#### [TASK DIRECTIONS]
Give every entry again, word for word and in full.

-- start of ITEMS --

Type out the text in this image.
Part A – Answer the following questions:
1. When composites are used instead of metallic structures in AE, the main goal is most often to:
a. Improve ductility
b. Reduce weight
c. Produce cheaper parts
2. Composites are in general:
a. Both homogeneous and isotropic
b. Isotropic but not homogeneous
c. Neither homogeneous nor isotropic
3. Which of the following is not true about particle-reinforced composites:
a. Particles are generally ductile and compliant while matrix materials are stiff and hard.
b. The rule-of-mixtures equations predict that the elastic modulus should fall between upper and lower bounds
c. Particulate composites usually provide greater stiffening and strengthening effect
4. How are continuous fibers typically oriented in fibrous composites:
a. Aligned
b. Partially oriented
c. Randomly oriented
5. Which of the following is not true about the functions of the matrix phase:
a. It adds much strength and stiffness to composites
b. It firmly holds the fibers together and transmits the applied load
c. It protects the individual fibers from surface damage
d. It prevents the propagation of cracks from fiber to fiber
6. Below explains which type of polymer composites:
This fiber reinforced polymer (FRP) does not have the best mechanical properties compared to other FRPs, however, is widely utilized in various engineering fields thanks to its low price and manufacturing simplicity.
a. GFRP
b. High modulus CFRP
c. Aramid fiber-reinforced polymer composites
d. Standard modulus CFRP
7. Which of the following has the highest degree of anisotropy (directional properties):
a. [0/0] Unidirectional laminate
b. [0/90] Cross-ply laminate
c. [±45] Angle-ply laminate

-- end of ITEMS --

#### [REPLY TO THE EXERCISE]
Type out the text in this image.
Part A – Answer the following questions:
1. When composites are used instead of metallic structures in AE, the main goal is most often to:
a. Improve ductility
b. Reduce weight
c. Produce cheaper parts
2. Composites are in general:
a. Both homogeneous and isotropic
b. Isotropic but not homogeneous
c. Neither homogeneous nor isotropic
3. Which of the following is not true about particle-reinforced composites:
a. Particles are generally ductile and compliant while matrix materials are stiff and hard.
b. The rule-of-mixtures equations predict that the elastic modulus should fall between upper and lower bounds
c. Particulate composites usually provide greater stiffening and strengthening effect
4. How are continuous fibers typically oriented in fibrous composites:
a. Aligned
b. Partially oriented
c. Randomly oriented
5. Which of the following is not true about the functions of the matrix phase:
a. It adds much strength and stiffness to composites
b. It firmly holds the fibers together and transmits the applied load
c. It protects the individual fibers from surface damage
d. It prevents the propagation of cracks from fiber to fiber
6. Below explains which type of polymer composites:
This fiber reinforced polymer (FRP) does not have the best mechanical properties compared to other FRPs, however, is widely utilized in various engineering fields thanks to its low price and manufacturing simplicity.
a. GFRP
b. High modulus CFRP
c. Aramid fiber-reinforced polymer composites
d. Standard modulus CFRP
7. Which of the following has the highest degree of anisotropy (directional properties):
a. [0/0] Unidirectional laminate
b. [0/90] Cross-ply laminate
c. [±45] Angle-ply laminate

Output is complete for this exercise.